# [Task description]
Your task is to copy the listing exactly, with the pictures left out.
--- begin Records shown ---
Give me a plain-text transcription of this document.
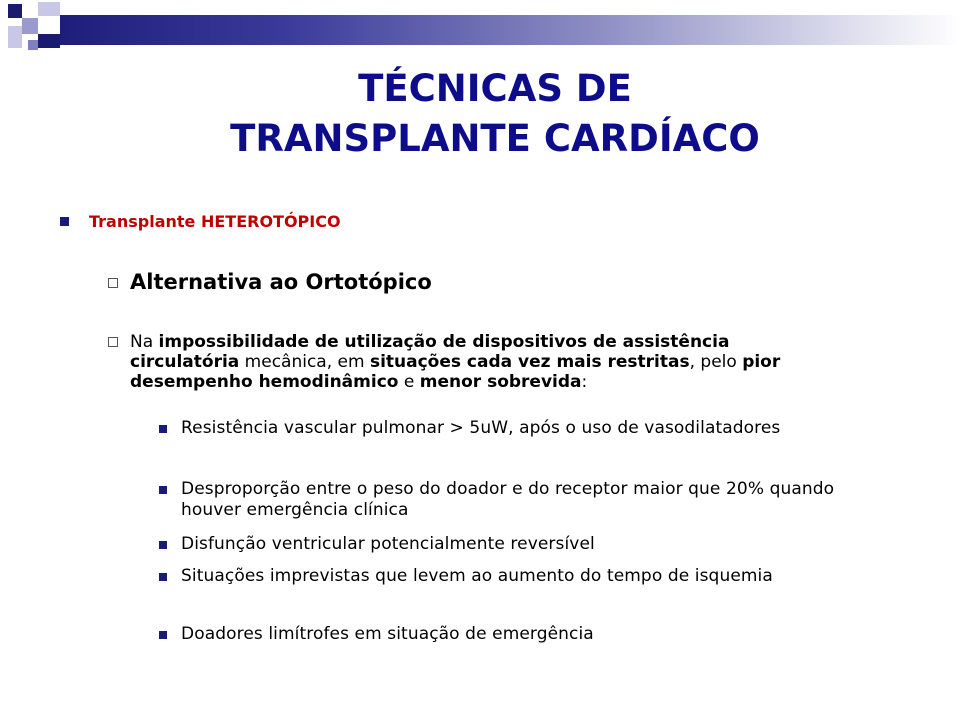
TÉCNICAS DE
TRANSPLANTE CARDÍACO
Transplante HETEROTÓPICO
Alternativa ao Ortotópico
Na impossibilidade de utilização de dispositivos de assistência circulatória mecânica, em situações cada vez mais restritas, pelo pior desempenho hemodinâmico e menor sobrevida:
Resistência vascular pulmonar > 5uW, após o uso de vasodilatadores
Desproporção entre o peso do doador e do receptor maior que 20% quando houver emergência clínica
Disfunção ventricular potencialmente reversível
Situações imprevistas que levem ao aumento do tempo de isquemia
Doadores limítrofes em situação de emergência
--- end Records shown ---
# [Output for this task]
Give me a plain-text transcription of this document.
TÉCNICAS DE
TRANSPLANTE CARDÍACO
Transplante HETEROTÓPICO
Alternativa ao Ortotópico
Na impossibilidade de utilização de dispositivos de assistência circulatória mecânica, em situações cada vez mais restritas, pelo pior desempenho hemodinâmico e menor sobrevida:
Resistência vascular pulmonar > 5uW, após o uso de vasodilatadores
Desproporção entre o peso do doador e do receptor maior que 20% quando houver emergência clínica
Disfunção ventricular potencialmente reversível
Situações imprevistas que levem ao aumento do tempo de isquemia
Doadores limítrofes em situação de emergência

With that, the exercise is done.